Instruções do exercício: Troque "engenharia" por "arquitetura" e escreva de novo o trecho do texto sobre o ensino superior que vai de "Mas isso começa" a "curso de administração?".

::: Trecho do documento :::

Faz sentido se a ideia é manter a universidade restrita a uma elite. Mas é um contrassenso num momento de ampliação do acesso à educação superior, com a inclusão de estudantes vindos de famílias mais pobres, mais diversos etnicamente, mais velhos e com menos tempo para estudar (já que precisam trabalhar). "Muitas vezes, são os primeiros de suas famílias a ter acesso à educação superior e buscam essa possibilidade tendo como principal motivação aumentar suas condições de ascensão social", afirma Dias. "Não é apenas com instituições de ponta que conseguiremos colocar mais alguns milhões de jovens dentro de uma universidade na próxima década."
• Demanda reprimida
A explicação para a ascensão e queda do valor do diploma é histórica. "Desde a industrialização, há uma demanda reprimida por profissionais de nível universitário no país", afirma Menezes, o pesquisador do Insper. Até o ano 2000, a procura por trabalhadores com nível superior (15 a 16 anos de estudo) vinha superando a oferta ano após ano. Da virada do século em diante, porém, a oferta total de formandos aumentou mais que a demanda e derrubou o valor médio do diploma - embora isso não valha em todas as carreiras. A superoferta é um fenômeno dos cursos de ciências humanas, como administração e direito. Dos quase 6 milhões de alunos matriculados em instituições de ensino superior em 2009, 1,1 milhão cursava administração. Em áreas técnicas, sobretudo na engenharia, a procura continua crescendo mais que a oferta.
Mas isso começa a mudar. Ao mesmo tempo em que caia procura por cursos de direito e administração, cresce a demanda por diplomas de engenharia. De acordo com estudo da Hoper Educação o número de matrículas nesta área subiu 33% em dois anos - pelo menos em parte como reação à mudança de cenário no mercado de trabalho. Estudantes e familiares devem estar se perguntando: vale a pena pagar por um curso de administração?
Há quatro anos, o Insper criou o Centro de Desenvolvimento do Ensino e Aprendizagem, com a missão de responder a algumas perguntas espinhosas: quanto a escola gera de valor para a sociedade? qual o seu papel no país? "É uma discussão bem avançada na iniciativa privada que se tornou fundamental na nossa área", diz Carolina da Costa, a coordenadora do centro. O Insper é uma instituição sem fins lucrativos. "Na prática, isso significa que o governo nos isenta de impostos por que confia que estamos gerando benefícios à sociedade. Será que estamos?"
No ano passado, o Insper cruzou as disciplinas em que forma seus alunos com as competências exigidas pelas empresas, como pensamento crítico e capacidade de resolver problemas complexos. Como encontrou lacunas, decidiu revisar o currículo dos cursos. Já no primeiro semestre, os estudantes passam a ter aulas de pensamento crítico e ética baseadas na discussão de dilemas do dia a dia. E, a partir de agosto, os 80 alunos do penúltimo no vão resolver problemas reais dentro de empresas parceiras. Ambev, Amil, Bauducco, Natura, Ultracargo e Votorantim estão entre as primeiras empresas a associar-se à escola.

::: Registros fornecidos :::

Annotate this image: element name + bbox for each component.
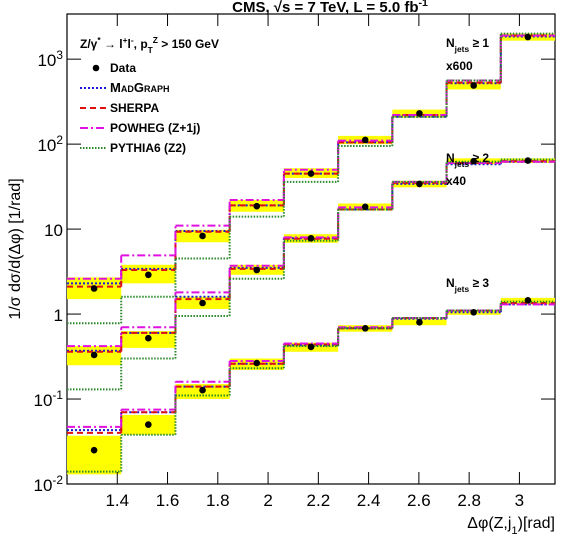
data-point: [90, 285, 98, 292]
uncertainty-band: [67, 435, 122, 475]
y-tick-label: 10: [44, 221, 63, 240]
group-label: Njets ≥ 1: [446, 36, 489, 54]
data-point: [470, 308, 477, 316]
data-point: [524, 157, 532, 164]
data-point: [361, 136, 369, 144]
data-point: [145, 334, 152, 342]
x-tick-label: 1.8: [206, 491, 230, 510]
text-part: -: [131, 35, 134, 45]
group-factor: x600: [446, 59, 473, 73]
data-point: [199, 299, 206, 307]
data-point: [470, 157, 477, 165]
group-factor: x40: [446, 174, 466, 188]
data-point: [307, 234, 315, 242]
data-point: [253, 202, 261, 210]
y-tick-base: 10: [34, 476, 53, 495]
data-point: [416, 110, 423, 117]
text-part: +: [123, 35, 128, 45]
plot-frame: [66, 13, 556, 485]
data-point: [416, 318, 423, 326]
x-tick-label: 2.8: [457, 491, 481, 510]
data-point: [145, 271, 152, 279]
text-part: T: [148, 45, 154, 55]
data-point: [145, 421, 152, 428]
x-tick-label: 1.4: [105, 491, 129, 510]
data-point: [90, 351, 98, 359]
y-tick-label: 10-1: [34, 388, 64, 410]
legend-label: MadGraph: [110, 80, 169, 95]
y-tick-label: 1: [54, 306, 63, 325]
x-tick-label: 2.4: [357, 491, 381, 510]
y-tick-base: 10: [34, 391, 53, 410]
y-tick-base: 10: [37, 136, 56, 155]
y-tick-exp: -1: [52, 388, 63, 402]
data-point: [524, 33, 532, 41]
text-part: *: [97, 35, 101, 45]
y-tick-exp: 3: [56, 48, 63, 62]
text-part: Z: [153, 35, 158, 45]
y-tick-label: 102: [37, 133, 63, 155]
legend-label: POWHEG (Z+1j): [110, 121, 200, 135]
data-point: [307, 343, 315, 351]
text-part: CMS, √s = 7 TeV, L = 5.0 fb: [232, 0, 418, 16]
text-part: → l: [101, 37, 123, 51]
x-tick-label: 3: [515, 491, 524, 510]
y-tick-exp: 2: [56, 133, 63, 147]
data-point: [90, 446, 98, 454]
group-label: Njets ≥ 3: [446, 276, 489, 294]
text-part: Z/γ: [80, 37, 98, 51]
y-tick-label: 103: [37, 48, 63, 70]
text-part: jets: [454, 159, 470, 169]
legend-label: SHERPA: [110, 101, 159, 115]
text-part: ≥ 1: [469, 36, 489, 50]
x-tick-label: 1.6: [156, 491, 180, 510]
text-part: > 150 GeV: [158, 37, 219, 51]
y-tick-exp: -2: [52, 473, 63, 487]
data-point: [470, 82, 477, 89]
text-part: jets: [454, 44, 470, 54]
x-tick-label: 2.2: [307, 491, 331, 510]
annotation: Z/γ* → l+l-, pTZ > 150 GeV: [80, 35, 219, 55]
text-part: , p: [134, 37, 148, 51]
data-point: [416, 180, 423, 188]
data-point: [361, 324, 369, 332]
text-part: -1: [419, 0, 428, 9]
y-tick-label: 10-2: [34, 473, 64, 495]
x-axis-label: Δφ(Z,j1)[rad]: [467, 515, 555, 536]
y-axis-label: 1/σ dσ/d(Δφ) [1/rad]: [7, 178, 24, 319]
x-tick-label: 2: [263, 491, 272, 510]
text-part: N: [446, 151, 455, 165]
legend-label: PYTHIA6 (Z2): [110, 141, 186, 155]
data-point: [199, 386, 206, 394]
text-part: N: [446, 276, 455, 290]
data-point: [361, 203, 369, 211]
text-part: Δφ(Z,j: [467, 515, 511, 532]
data-point: [253, 266, 261, 274]
data-point: [307, 170, 315, 177]
text-part: ≥ 3: [469, 276, 489, 290]
text-part: jets: [454, 284, 470, 294]
y-tick-base: 10: [37, 51, 56, 70]
x-tick-label: 2.6: [407, 491, 431, 510]
chart-title: CMS, √s = 7 TeV, L = 5.0 fb-1: [232, 0, 428, 16]
group-label: Njets ≥ 2: [446, 151, 489, 169]
data-point: [524, 297, 532, 304]
text-part: 1: [511, 525, 517, 536]
text-part: l: [128, 37, 131, 51]
text-part: N: [446, 36, 455, 50]
text-part: ≥ 2: [469, 151, 489, 165]
legend-marker: [92, 64, 100, 72]
text-part: )[rad]: [518, 515, 555, 532]
legend-label: Data: [110, 61, 136, 75]
data-point: [253, 359, 261, 367]
data-point: [199, 232, 206, 240]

:::

Solução:
Mas isso começa a mudar. Ao mesmo tempo em que caia procura por cursos de direito e administração, cresce a demanda por diplomas de arquitetura. De acordo com estudo da Hoper Educação o número de matrículas nesta área subiu 33% em dois anos - pelo menos em parte como reação à mudança de cenário no mercado de trabalho. Estudantes e familiares devem estar se perguntando: vale a pena pagar por um curso de administração?